* [Problem description] Where the data below has the string "Final", return the whole line.

* [Material shown]
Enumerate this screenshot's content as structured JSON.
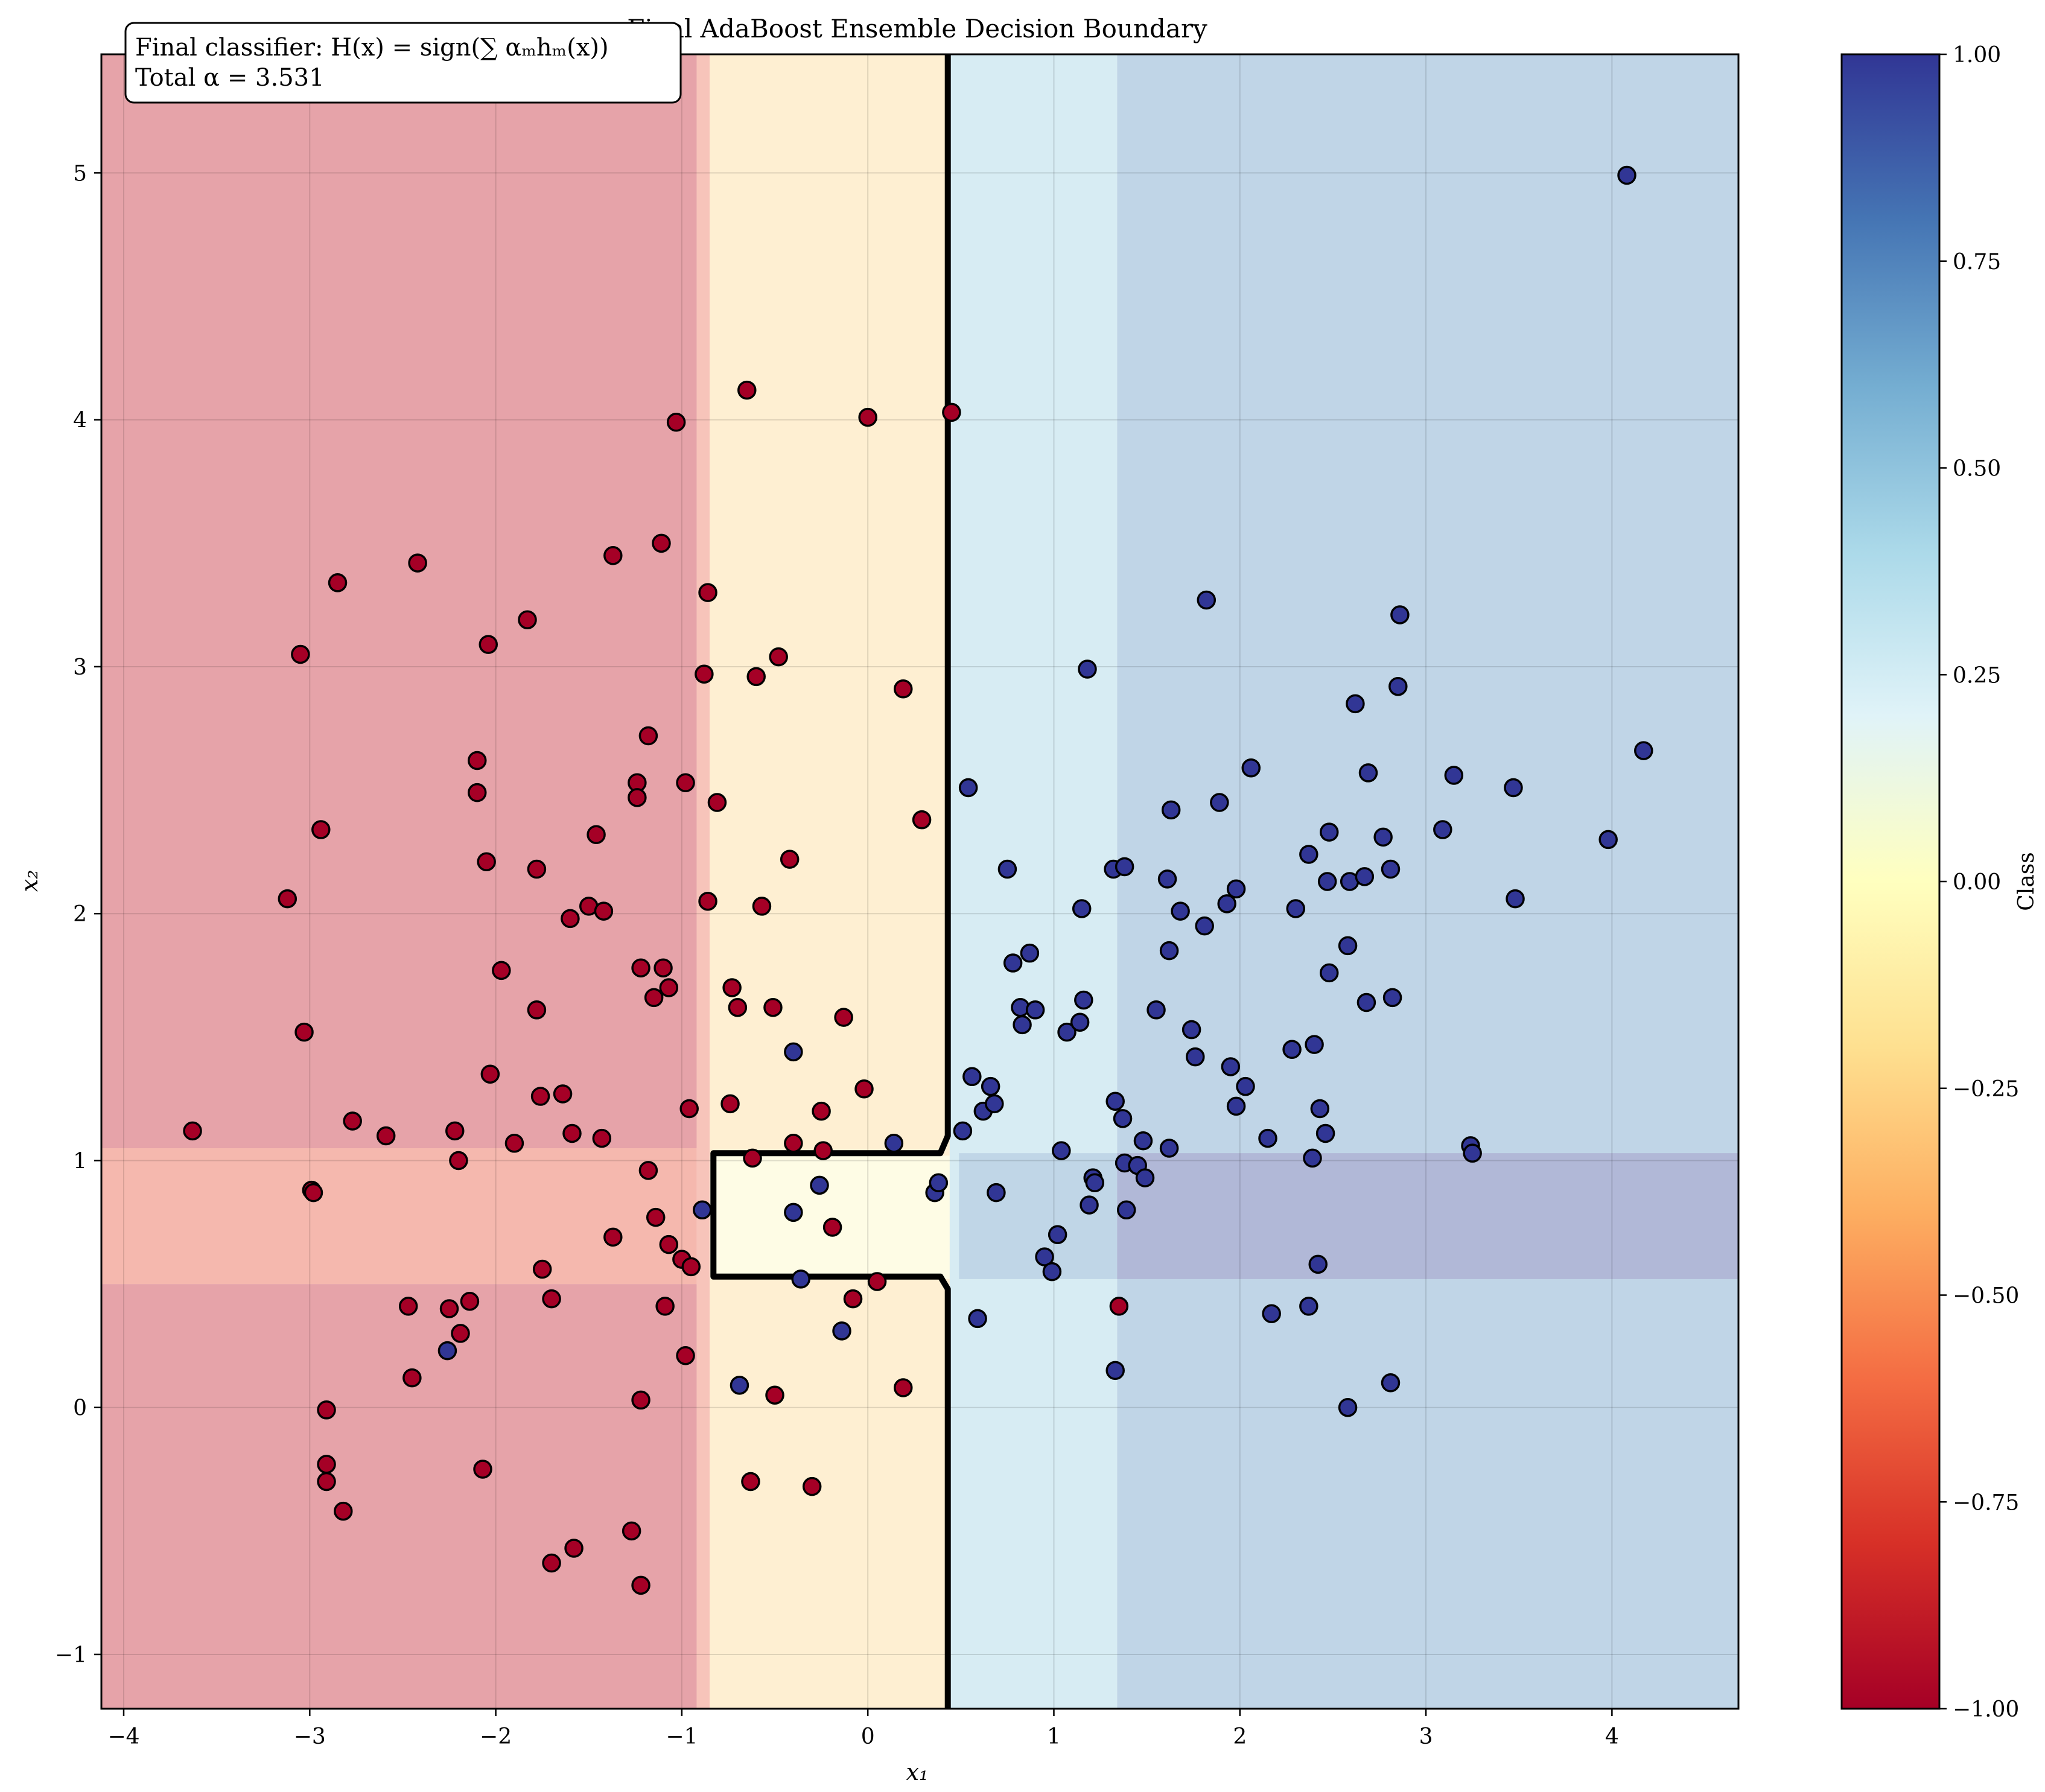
{
  "chart_data": {
    "type": "scatter",
    "title": "Final AdaBoost Ensemble Decision Boundary",
    "xlabel": "x₁",
    "ylabel": "x₂",
    "xlim": [
      -4.12,
      4.68
    ],
    "ylim": [
      -1.22,
      5.48
    ],
    "x_ticks": [
      -4,
      -3,
      -2,
      -1,
      0,
      1,
      2,
      3,
      4
    ],
    "y_ticks": [
      -1,
      0,
      1,
      2,
      3,
      4,
      5
    ],
    "x_tick_labels": [
      "−4",
      "−3",
      "−2",
      "−1",
      "0",
      "1",
      "2",
      "3",
      "4"
    ],
    "y_tick_labels": [
      "−1",
      "0",
      "1",
      "2",
      "3",
      "4",
      "5"
    ],
    "grid": true,
    "annotation": {
      "line1": "Final classifier: H(x) = sign(∑ αₘhₘ(x))",
      "line2": "Total α = 3.531"
    },
    "colorbar": {
      "label": "Class",
      "colormap": "RdYlBu",
      "range": [
        -1,
        1
      ],
      "ticks": [
        -1.0,
        -0.75,
        -0.5,
        -0.25,
        0.0,
        0.25,
        0.5,
        0.75,
        1.0
      ],
      "tick_labels": [
        "−1.00",
        "−0.75",
        "−0.50",
        "−0.25",
        "0.00",
        "0.25",
        "0.50",
        "0.75",
        "1.00"
      ],
      "stops": [
        "#a50026",
        "#d73027",
        "#f46d43",
        "#fdae61",
        "#fee090",
        "#ffffbf",
        "#e0f3f8",
        "#abd9e9",
        "#74add1",
        "#4575b4",
        "#313695"
      ]
    },
    "decision_regions": [
      {
        "x": [
          -4.12,
          -0.92
        ],
        "y": [
          -1.22,
          0.5
        ],
        "color": "#e6a3a9"
      },
      {
        "x": [
          -4.12,
          -0.92
        ],
        "y": [
          0.5,
          1.05
        ],
        "color": "#f5b8ae"
      },
      {
        "x": [
          -4.12,
          -0.92
        ],
        "y": [
          1.05,
          5.48
        ],
        "color": "#e6a3a9"
      },
      {
        "x": [
          -0.92,
          -0.85
        ],
        "y": [
          -1.22,
          5.48
        ],
        "color": "#f7c4ba"
      },
      {
        "x": [
          -0.85,
          0.44
        ],
        "y": [
          -1.22,
          5.48
        ],
        "color": "#feefd2"
      },
      {
        "x": [
          -0.85,
          0.44
        ],
        "y": [
          0.52,
          1.02
        ],
        "color": "#fefce5"
      },
      {
        "x": [
          0.44,
          1.34
        ],
        "y": [
          -1.22,
          5.48
        ],
        "color": "#d7ecf3"
      },
      {
        "x": [
          0.49,
          1.34
        ],
        "y": [
          0.52,
          1.03
        ],
        "color": "#c0d6e7"
      },
      {
        "x": [
          1.34,
          4.68
        ],
        "y": [
          -1.22,
          5.48
        ],
        "color": "#c0d5e7"
      },
      {
        "x": [
          1.34,
          4.68
        ],
        "y": [
          0.52,
          1.03
        ],
        "color": "#b1b8d7"
      }
    ],
    "decision_boundary": [
      [
        [
          0.43,
          -1.22
        ],
        [
          0.43,
          0.48
        ],
        [
          0.39,
          0.53
        ],
        [
          -0.83,
          0.53
        ],
        [
          -0.83,
          1.03
        ],
        [
          0.39,
          1.03
        ],
        [
          0.43,
          1.1
        ],
        [
          0.43,
          5.48
        ]
      ]
    ],
    "series": [
      {
        "class": -1,
        "color": "#a50026",
        "points": [
          [
            -3.63,
            1.12
          ],
          [
            -3.12,
            2.06
          ],
          [
            -3.05,
            3.05
          ],
          [
            -3.03,
            1.52
          ],
          [
            -2.99,
            0.88
          ],
          [
            -2.98,
            0.87
          ],
          [
            -2.94,
            2.34
          ],
          [
            -2.91,
            -0.01
          ],
          [
            -2.91,
            -0.23
          ],
          [
            -2.91,
            -0.3
          ],
          [
            -2.85,
            3.34
          ],
          [
            -2.82,
            -0.42
          ],
          [
            -2.77,
            1.16
          ],
          [
            -2.59,
            1.1
          ],
          [
            -2.47,
            0.41
          ],
          [
            -2.45,
            0.12
          ],
          [
            -2.42,
            3.42
          ],
          [
            -2.25,
            0.4
          ],
          [
            -2.22,
            1.12
          ],
          [
            -2.2,
            1.0
          ],
          [
            -2.19,
            0.3
          ],
          [
            -2.14,
            0.43
          ],
          [
            -2.1,
            2.62
          ],
          [
            -2.1,
            2.49
          ],
          [
            -2.07,
            -0.25
          ],
          [
            -2.05,
            2.21
          ],
          [
            -2.04,
            3.09
          ],
          [
            -2.03,
            1.35
          ],
          [
            -1.97,
            1.77
          ],
          [
            -1.9,
            1.07
          ],
          [
            -1.83,
            3.19
          ],
          [
            -1.78,
            2.18
          ],
          [
            -1.78,
            1.61
          ],
          [
            -1.76,
            1.26
          ],
          [
            -1.75,
            0.56
          ],
          [
            -1.7,
            0.44
          ],
          [
            -1.7,
            -0.63
          ],
          [
            -1.64,
            1.27
          ],
          [
            -1.6,
            1.98
          ],
          [
            -1.59,
            1.11
          ],
          [
            -1.58,
            -0.57
          ],
          [
            -1.5,
            2.03
          ],
          [
            -1.46,
            2.32
          ],
          [
            -1.43,
            1.09
          ],
          [
            -1.42,
            2.01
          ],
          [
            -1.37,
            3.45
          ],
          [
            -1.37,
            0.69
          ],
          [
            -1.27,
            -0.5
          ],
          [
            -1.24,
            2.53
          ],
          [
            -1.24,
            2.47
          ],
          [
            -1.22,
            1.78
          ],
          [
            -1.22,
            0.03
          ],
          [
            -1.22,
            -0.72
          ],
          [
            -1.18,
            2.72
          ],
          [
            -1.18,
            0.96
          ],
          [
            -1.15,
            1.66
          ],
          [
            -1.14,
            0.77
          ],
          [
            -1.11,
            3.5
          ],
          [
            -1.1,
            1.78
          ],
          [
            -1.09,
            0.41
          ],
          [
            -1.07,
            1.7
          ],
          [
            -1.07,
            0.66
          ],
          [
            -1.03,
            3.99
          ],
          [
            -1.0,
            0.6
          ],
          [
            -0.98,
            2.53
          ],
          [
            -0.98,
            0.21
          ],
          [
            -0.96,
            1.21
          ],
          [
            -0.95,
            0.57
          ],
          [
            -0.88,
            2.97
          ],
          [
            -0.86,
            3.3
          ],
          [
            -0.86,
            2.05
          ],
          [
            -0.81,
            2.45
          ],
          [
            -0.74,
            1.23
          ],
          [
            -0.73,
            1.7
          ],
          [
            -0.7,
            1.62
          ],
          [
            -0.65,
            4.12
          ],
          [
            -0.63,
            -0.3
          ],
          [
            -0.62,
            1.01
          ],
          [
            -0.6,
            2.96
          ],
          [
            -0.57,
            2.03
          ],
          [
            -0.51,
            1.62
          ],
          [
            -0.5,
            0.05
          ],
          [
            -0.48,
            3.04
          ],
          [
            -0.42,
            2.22
          ],
          [
            -0.4,
            1.07
          ],
          [
            -0.3,
            -0.32
          ],
          [
            -0.25,
            1.2
          ],
          [
            -0.24,
            1.04
          ],
          [
            -0.19,
            0.73
          ],
          [
            -0.13,
            1.58
          ],
          [
            -0.08,
            0.44
          ],
          [
            -0.02,
            1.29
          ],
          [
            0.0,
            4.01
          ],
          [
            0.05,
            0.51
          ],
          [
            0.19,
            2.91
          ],
          [
            0.19,
            0.08
          ],
          [
            0.29,
            2.38
          ],
          [
            0.45,
            4.03
          ],
          [
            1.35,
            0.41
          ]
        ]
      },
      {
        "class": 1,
        "color": "#313695",
        "points": [
          [
            -2.26,
            0.23
          ],
          [
            -0.89,
            0.8
          ],
          [
            -0.69,
            0.09
          ],
          [
            -0.4,
            1.44
          ],
          [
            -0.4,
            0.79
          ],
          [
            -0.36,
            0.52
          ],
          [
            -0.26,
            0.9
          ],
          [
            -0.14,
            0.31
          ],
          [
            0.14,
            1.07
          ],
          [
            0.36,
            0.87
          ],
          [
            0.38,
            0.91
          ],
          [
            0.51,
            1.12
          ],
          [
            0.54,
            2.51
          ],
          [
            0.56,
            1.34
          ],
          [
            0.59,
            0.36
          ],
          [
            0.62,
            1.2
          ],
          [
            0.66,
            1.3
          ],
          [
            0.68,
            1.23
          ],
          [
            0.69,
            0.87
          ],
          [
            0.75,
            2.18
          ],
          [
            0.78,
            1.8
          ],
          [
            0.82,
            1.62
          ],
          [
            0.83,
            1.55
          ],
          [
            0.87,
            1.84
          ],
          [
            0.9,
            1.61
          ],
          [
            0.95,
            0.61
          ],
          [
            0.99,
            0.55
          ],
          [
            1.02,
            0.7
          ],
          [
            1.04,
            1.04
          ],
          [
            1.07,
            1.52
          ],
          [
            1.14,
            1.56
          ],
          [
            1.15,
            2.02
          ],
          [
            1.16,
            1.65
          ],
          [
            1.18,
            2.99
          ],
          [
            1.19,
            0.82
          ],
          [
            1.21,
            0.93
          ],
          [
            1.22,
            0.91
          ],
          [
            1.32,
            2.18
          ],
          [
            1.33,
            1.24
          ],
          [
            1.33,
            0.15
          ],
          [
            1.37,
            1.17
          ],
          [
            1.38,
            2.19
          ],
          [
            1.38,
            0.99
          ],
          [
            1.39,
            0.8
          ],
          [
            1.45,
            0.98
          ],
          [
            1.48,
            1.08
          ],
          [
            1.49,
            0.93
          ],
          [
            1.55,
            1.61
          ],
          [
            1.61,
            2.14
          ],
          [
            1.62,
            1.85
          ],
          [
            1.62,
            1.05
          ],
          [
            1.63,
            2.42
          ],
          [
            1.68,
            2.01
          ],
          [
            1.74,
            1.53
          ],
          [
            1.76,
            1.42
          ],
          [
            1.81,
            1.95
          ],
          [
            1.82,
            3.27
          ],
          [
            1.89,
            2.45
          ],
          [
            1.93,
            2.04
          ],
          [
            1.95,
            1.38
          ],
          [
            1.98,
            2.1
          ],
          [
            1.98,
            1.22
          ],
          [
            2.03,
            1.3
          ],
          [
            2.06,
            2.59
          ],
          [
            2.15,
            1.09
          ],
          [
            2.17,
            0.38
          ],
          [
            2.28,
            1.45
          ],
          [
            2.3,
            2.02
          ],
          [
            2.37,
            2.24
          ],
          [
            2.37,
            0.41
          ],
          [
            2.39,
            1.01
          ],
          [
            2.4,
            1.47
          ],
          [
            2.42,
            0.58
          ],
          [
            2.43,
            1.21
          ],
          [
            2.46,
            1.11
          ],
          [
            2.47,
            2.13
          ],
          [
            2.48,
            1.76
          ],
          [
            2.48,
            2.33
          ],
          [
            2.58,
            1.87
          ],
          [
            2.58,
            0.0
          ],
          [
            2.59,
            2.13
          ],
          [
            2.62,
            2.85
          ],
          [
            2.67,
            2.15
          ],
          [
            2.68,
            1.64
          ],
          [
            2.69,
            2.57
          ],
          [
            2.77,
            2.31
          ],
          [
            2.81,
            2.18
          ],
          [
            2.81,
            0.1
          ],
          [
            2.82,
            1.66
          ],
          [
            2.85,
            2.92
          ],
          [
            2.86,
            3.21
          ],
          [
            3.09,
            2.34
          ],
          [
            3.15,
            2.56
          ],
          [
            3.24,
            1.06
          ],
          [
            3.25,
            1.03
          ],
          [
            3.47,
            2.51
          ],
          [
            3.48,
            2.06
          ],
          [
            3.98,
            2.3
          ],
          [
            4.08,
            4.99
          ],
          [
            4.17,
            2.66
          ]
        ]
      }
    ]
  }
}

* [Response]
    "title": "Final AdaBoost Ensemble Decision Boundary",
      "line1": "Final classifier: H(x) = sign(∑ αₘhₘ(x))",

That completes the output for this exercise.